Items from a dataset
══════
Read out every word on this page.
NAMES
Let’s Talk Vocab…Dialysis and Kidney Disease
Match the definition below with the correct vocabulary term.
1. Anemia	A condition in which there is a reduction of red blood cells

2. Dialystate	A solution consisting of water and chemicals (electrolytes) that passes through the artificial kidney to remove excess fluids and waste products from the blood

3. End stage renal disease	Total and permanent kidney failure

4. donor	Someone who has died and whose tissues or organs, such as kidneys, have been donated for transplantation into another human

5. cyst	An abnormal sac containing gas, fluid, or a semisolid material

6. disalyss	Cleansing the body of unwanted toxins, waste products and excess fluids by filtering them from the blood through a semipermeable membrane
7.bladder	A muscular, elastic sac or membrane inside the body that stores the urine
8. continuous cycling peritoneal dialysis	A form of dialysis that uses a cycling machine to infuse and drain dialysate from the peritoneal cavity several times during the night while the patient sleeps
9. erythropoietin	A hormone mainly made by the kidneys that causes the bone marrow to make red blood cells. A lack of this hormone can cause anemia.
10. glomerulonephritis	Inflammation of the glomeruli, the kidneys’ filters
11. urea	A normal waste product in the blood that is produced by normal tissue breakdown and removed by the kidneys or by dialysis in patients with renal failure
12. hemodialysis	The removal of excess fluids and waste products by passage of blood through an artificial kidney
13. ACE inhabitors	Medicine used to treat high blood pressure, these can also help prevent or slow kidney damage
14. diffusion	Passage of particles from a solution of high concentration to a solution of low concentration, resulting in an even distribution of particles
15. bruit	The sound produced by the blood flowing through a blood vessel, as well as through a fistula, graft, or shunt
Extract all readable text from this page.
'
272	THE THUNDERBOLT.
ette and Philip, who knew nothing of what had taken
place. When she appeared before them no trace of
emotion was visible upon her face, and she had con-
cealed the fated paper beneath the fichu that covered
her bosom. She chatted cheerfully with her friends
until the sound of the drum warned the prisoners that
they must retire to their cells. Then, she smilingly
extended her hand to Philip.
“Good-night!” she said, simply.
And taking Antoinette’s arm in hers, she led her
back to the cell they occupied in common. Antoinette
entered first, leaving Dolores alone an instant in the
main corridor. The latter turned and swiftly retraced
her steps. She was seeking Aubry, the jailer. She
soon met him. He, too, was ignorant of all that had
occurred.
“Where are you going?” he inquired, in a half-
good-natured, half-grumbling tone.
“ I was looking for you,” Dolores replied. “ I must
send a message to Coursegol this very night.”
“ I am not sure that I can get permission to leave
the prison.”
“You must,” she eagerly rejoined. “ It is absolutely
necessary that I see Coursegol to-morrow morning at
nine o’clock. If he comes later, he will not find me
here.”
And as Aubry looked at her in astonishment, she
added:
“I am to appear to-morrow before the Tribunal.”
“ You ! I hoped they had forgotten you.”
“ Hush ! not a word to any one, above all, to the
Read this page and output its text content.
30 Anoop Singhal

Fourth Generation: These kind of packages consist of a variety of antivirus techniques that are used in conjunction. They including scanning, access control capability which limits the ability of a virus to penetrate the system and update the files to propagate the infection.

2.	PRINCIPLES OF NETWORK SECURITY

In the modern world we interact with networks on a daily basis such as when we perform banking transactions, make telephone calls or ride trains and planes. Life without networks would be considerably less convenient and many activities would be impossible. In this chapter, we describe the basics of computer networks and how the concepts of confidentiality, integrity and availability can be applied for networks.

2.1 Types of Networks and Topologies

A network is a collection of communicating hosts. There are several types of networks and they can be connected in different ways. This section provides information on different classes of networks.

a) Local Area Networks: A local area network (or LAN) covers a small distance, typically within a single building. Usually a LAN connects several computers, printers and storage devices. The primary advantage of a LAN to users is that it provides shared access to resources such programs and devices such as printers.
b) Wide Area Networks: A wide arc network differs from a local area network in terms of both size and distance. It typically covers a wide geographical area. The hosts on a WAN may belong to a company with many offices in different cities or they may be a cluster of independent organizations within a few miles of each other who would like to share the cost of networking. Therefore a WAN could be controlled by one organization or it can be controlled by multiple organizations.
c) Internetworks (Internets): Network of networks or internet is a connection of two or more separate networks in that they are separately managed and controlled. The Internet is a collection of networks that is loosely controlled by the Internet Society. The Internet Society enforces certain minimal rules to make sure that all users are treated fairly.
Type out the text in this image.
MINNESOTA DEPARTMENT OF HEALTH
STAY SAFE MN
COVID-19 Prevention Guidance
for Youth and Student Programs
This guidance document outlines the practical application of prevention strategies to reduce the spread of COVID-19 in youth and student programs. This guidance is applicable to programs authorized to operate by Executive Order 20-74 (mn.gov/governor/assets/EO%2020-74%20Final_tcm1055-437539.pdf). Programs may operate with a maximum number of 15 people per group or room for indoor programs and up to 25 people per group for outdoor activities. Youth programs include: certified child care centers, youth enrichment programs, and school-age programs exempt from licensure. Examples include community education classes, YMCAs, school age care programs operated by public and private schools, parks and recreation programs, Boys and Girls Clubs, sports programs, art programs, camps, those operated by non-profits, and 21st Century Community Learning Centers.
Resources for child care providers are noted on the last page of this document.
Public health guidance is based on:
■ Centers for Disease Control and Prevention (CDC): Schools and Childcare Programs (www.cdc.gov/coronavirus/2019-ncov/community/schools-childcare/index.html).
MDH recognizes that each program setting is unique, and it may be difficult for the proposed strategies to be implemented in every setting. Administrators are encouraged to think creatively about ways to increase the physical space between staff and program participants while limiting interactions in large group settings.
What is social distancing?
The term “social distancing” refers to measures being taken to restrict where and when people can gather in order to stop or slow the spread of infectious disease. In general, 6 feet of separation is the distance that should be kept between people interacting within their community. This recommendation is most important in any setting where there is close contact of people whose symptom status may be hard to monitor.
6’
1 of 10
══════
- **WHAT YOU ARE ASKED TO DO**: What you return should match the entries above exactly.

- **WORKED SOLUTION**:
Read out every word on this page.
NAMES
Let’s Talk Vocab…Dialysis and Kidney Disease
Match the definition below with the correct vocabulary term.
1. Anemia	A condition in which there is a reduction of red blood cells

2. Dialystate	A solution consisting of water and chemicals (electrolytes) that passes through the artificial kidney to remove excess fluids and waste products from the blood

3. End stage renal disease	Total and permanent kidney failure

4. donor	Someone who has died and whose tissues or organs, such as kidneys, have been donated for transplantation into another human

5. cyst	An abnormal sac containing gas, fluid, or a semisolid material

6. disalyss	Cleansing the body of unwanted toxins, waste products and excess fluids by filtering them from the blood through a semipermeable membrane
7.bladder	A muscular, elastic sac or membrane inside the body that stores the urine
8. continuous cycling peritoneal dialysis	A form of dialysis that uses a cycling machine to infuse and drain dialysate from the peritoneal cavity several times during the night while the patient sleeps
9. erythropoietin	A hormone mainly made by the kidneys that causes the bone marrow to make red blood cells. A lack of this hormone can cause anemia.
10. glomerulonephritis	Inflammation of the glomeruli, the kidneys’ filters
11. urea	A normal waste product in the blood that is produced by normal tissue breakdown and removed by the kidneys or by dialysis in patients with renal failure
12. hemodialysis	The removal of excess fluids and waste products by passage of blood through an artificial kidney
13. ACE inhabitors	Medicine used to treat high blood pressure, these can also help prevent or slow kidney damage
14. diffusion	Passage of particles from a solution of high concentration to a solution of low concentration, resulting in an even distribution of particles
15. bruit	The sound produced by the blood flowing through a blood vessel, as well as through a fistula, graft, or shunt
Extract all readable text from this page.
'
272	THE THUNDERBOLT.
ette and Philip, who knew nothing of what had taken
place. When she appeared before them no trace of
emotion was visible upon her face, and she had con-
cealed the fated paper beneath the fichu that covered
her bosom. She chatted cheerfully with her friends
until the sound of the drum warned the prisoners that
they must retire to their cells. Then, she smilingly
extended her hand to Philip.
“Good-night!” she said, simply.
And taking Antoinette’s arm in hers, she led her
back to the cell they occupied in common. Antoinette
entered first, leaving Dolores alone an instant in the
main corridor. The latter turned and swiftly retraced
her steps. She was seeking Aubry, the jailer. She
soon met him. He, too, was ignorant of all that had
occurred.
“Where are you going?” he inquired, in a half-
good-natured, half-grumbling tone.
“ I was looking for you,” Dolores replied. “ I must
send a message to Coursegol this very night.”
“ I am not sure that I can get permission to leave
the prison.”
“You must,” she eagerly rejoined. “ It is absolutely
necessary that I see Coursegol to-morrow morning at
nine o’clock. If he comes later, he will not find me
here.”
And as Aubry looked at her in astonishment, she
added:
“I am to appear to-morrow before the Tribunal.”
“ You ! I hoped they had forgotten you.”
“ Hush ! not a word to any one, above all, to the
Read this page and output its text content.
30 Anoop Singhal

Fourth Generation: These kind of packages consist of a variety of antivirus techniques that are used in conjunction. They including scanning, access control capability which limits the ability of a virus to penetrate the system and update the files to propagate the infection.

2.	PRINCIPLES OF NETWORK SECURITY

In the modern world we interact with networks on a daily basis such as when we perform banking transactions, make telephone calls or ride trains and planes. Life without networks would be considerably less convenient and many activities would be impossible. In this chapter, we describe the basics of computer networks and how the concepts of confidentiality, integrity and availability can be applied for networks.

2.1 Types of Networks and Topologies

A network is a collection of communicating hosts. There are several types of networks and they can be connected in different ways. This section provides information on different classes of networks.

a) Local Area Networks: A local area network (or LAN) covers a small distance, typically within a single building. Usually a LAN connects several computers, printers and storage devices. The primary advantage of a LAN to users is that it provides shared access to resources such programs and devices such as printers.
b) Wide Area Networks: A wide arc network differs from a local area network in terms of both size and distance. It typically covers a wide geographical area. The hosts on a WAN may belong to a company with many offices in different cities or they may be a cluster of independent organizations within a few miles of each other who would like to share the cost of networking. Therefore a WAN could be controlled by one organization or it can be controlled by multiple organizations.
c) Internetworks (Internets): Network of networks or internet is a connection of two or more separate networks in that they are separately managed and controlled. The Internet is a collection of networks that is loosely controlled by the Internet Society. The Internet Society enforces certain minimal rules to make sure that all users are treated fairly.
Type out the text in this image.
MINNESOTA DEPARTMENT OF HEALTH
STAY SAFE MN
COVID-19 Prevention Guidance
for Youth and Student Programs
This guidance document outlines the practical application of prevention strategies to reduce the spread of COVID-19 in youth and student programs. This guidance is applicable to programs authorized to operate by Executive Order 20-74 (mn.gov/governor/assets/EO%2020-74%20Final_tcm1055-437539.pdf). Programs may operate with a maximum number of 15 people per group or room for indoor programs and up to 25 people per group for outdoor activities. Youth programs include: certified child care centers, youth enrichment programs, and school-age programs exempt from licensure. Examples include community education classes, YMCAs, school age care programs operated by public and private schools, parks and recreation programs, Boys and Girls Clubs, sports programs, art programs, camps, those operated by non-profits, and 21st Century Community Learning Centers.
Resources for child care providers are noted on the last page of this document.
Public health guidance is based on:
■ Centers for Disease Control and Prevention (CDC): Schools and Childcare Programs (www.cdc.gov/coronavirus/2019-ncov/community/schools-childcare/index.html).
MDH recognizes that each program setting is unique, and it may be difficult for the proposed strategies to be implemented in every setting. Administrators are encouraged to think creatively about ways to increase the physical space between staff and program participants while limiting interactions in large group settings.
What is social distancing?
The term “social distancing” refers to measures being taken to restrict where and when people can gather in order to stop or slow the spread of infectious disease. In general, 6 feet of separation is the distance that should be kept between people interacting within their community. This recommendation is most important in any setting where there is close contact of people whose symptom status may be hard to monitor.
6’
1 of 10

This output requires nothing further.